# EXERCISE PROMPT:
Collect all lines from the listing that include the string "Vanessa".

===== RECORD EXCERPTS

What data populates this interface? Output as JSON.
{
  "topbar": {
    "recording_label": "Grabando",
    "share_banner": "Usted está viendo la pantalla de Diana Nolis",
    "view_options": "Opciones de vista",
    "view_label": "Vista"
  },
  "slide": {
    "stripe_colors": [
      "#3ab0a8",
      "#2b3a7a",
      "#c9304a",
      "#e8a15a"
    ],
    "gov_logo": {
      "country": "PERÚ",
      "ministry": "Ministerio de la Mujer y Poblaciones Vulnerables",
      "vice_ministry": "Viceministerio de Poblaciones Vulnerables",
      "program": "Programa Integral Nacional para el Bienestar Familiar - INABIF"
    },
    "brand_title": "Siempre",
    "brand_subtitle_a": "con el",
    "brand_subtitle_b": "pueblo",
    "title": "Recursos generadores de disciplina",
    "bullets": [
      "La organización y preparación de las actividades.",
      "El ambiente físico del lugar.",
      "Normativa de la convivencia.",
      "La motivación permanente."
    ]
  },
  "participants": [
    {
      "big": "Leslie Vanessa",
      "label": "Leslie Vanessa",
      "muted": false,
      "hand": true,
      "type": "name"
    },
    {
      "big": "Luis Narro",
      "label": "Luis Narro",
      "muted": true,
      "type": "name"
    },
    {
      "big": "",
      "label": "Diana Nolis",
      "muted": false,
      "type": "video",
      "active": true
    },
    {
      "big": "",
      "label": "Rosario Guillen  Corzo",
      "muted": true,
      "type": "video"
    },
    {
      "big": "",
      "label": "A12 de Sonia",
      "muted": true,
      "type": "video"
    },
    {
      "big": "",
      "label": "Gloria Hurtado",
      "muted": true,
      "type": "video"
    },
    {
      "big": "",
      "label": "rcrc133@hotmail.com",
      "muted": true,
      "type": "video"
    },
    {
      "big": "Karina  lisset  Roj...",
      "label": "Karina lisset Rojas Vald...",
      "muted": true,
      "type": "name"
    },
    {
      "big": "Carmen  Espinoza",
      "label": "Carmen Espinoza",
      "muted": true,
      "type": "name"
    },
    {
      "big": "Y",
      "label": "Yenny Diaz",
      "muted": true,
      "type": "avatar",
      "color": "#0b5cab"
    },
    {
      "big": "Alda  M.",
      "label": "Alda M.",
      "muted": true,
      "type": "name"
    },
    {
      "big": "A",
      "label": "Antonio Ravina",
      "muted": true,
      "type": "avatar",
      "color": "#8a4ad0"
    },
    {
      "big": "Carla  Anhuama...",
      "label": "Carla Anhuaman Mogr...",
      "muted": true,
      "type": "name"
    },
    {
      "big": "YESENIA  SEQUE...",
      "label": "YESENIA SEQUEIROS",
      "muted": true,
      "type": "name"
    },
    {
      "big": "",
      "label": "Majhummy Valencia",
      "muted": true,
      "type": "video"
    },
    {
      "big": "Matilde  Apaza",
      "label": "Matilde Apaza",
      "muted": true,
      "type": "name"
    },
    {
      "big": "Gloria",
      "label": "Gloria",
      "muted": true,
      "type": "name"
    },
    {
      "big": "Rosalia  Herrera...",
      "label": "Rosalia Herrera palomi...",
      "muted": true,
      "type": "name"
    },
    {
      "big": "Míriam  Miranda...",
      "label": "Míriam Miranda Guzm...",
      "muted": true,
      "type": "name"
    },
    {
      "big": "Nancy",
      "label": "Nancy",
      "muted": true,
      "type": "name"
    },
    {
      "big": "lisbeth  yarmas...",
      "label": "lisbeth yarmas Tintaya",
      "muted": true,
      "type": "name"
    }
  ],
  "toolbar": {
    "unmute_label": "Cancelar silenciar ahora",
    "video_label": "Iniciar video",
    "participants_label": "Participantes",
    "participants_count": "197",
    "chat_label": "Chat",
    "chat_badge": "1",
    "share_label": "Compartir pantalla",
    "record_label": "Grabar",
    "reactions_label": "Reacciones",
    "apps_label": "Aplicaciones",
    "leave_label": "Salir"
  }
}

==========

# WRITTEN ANSWER:
      "big": "Leslie Vanessa",
      "label": "Leslie Vanessa",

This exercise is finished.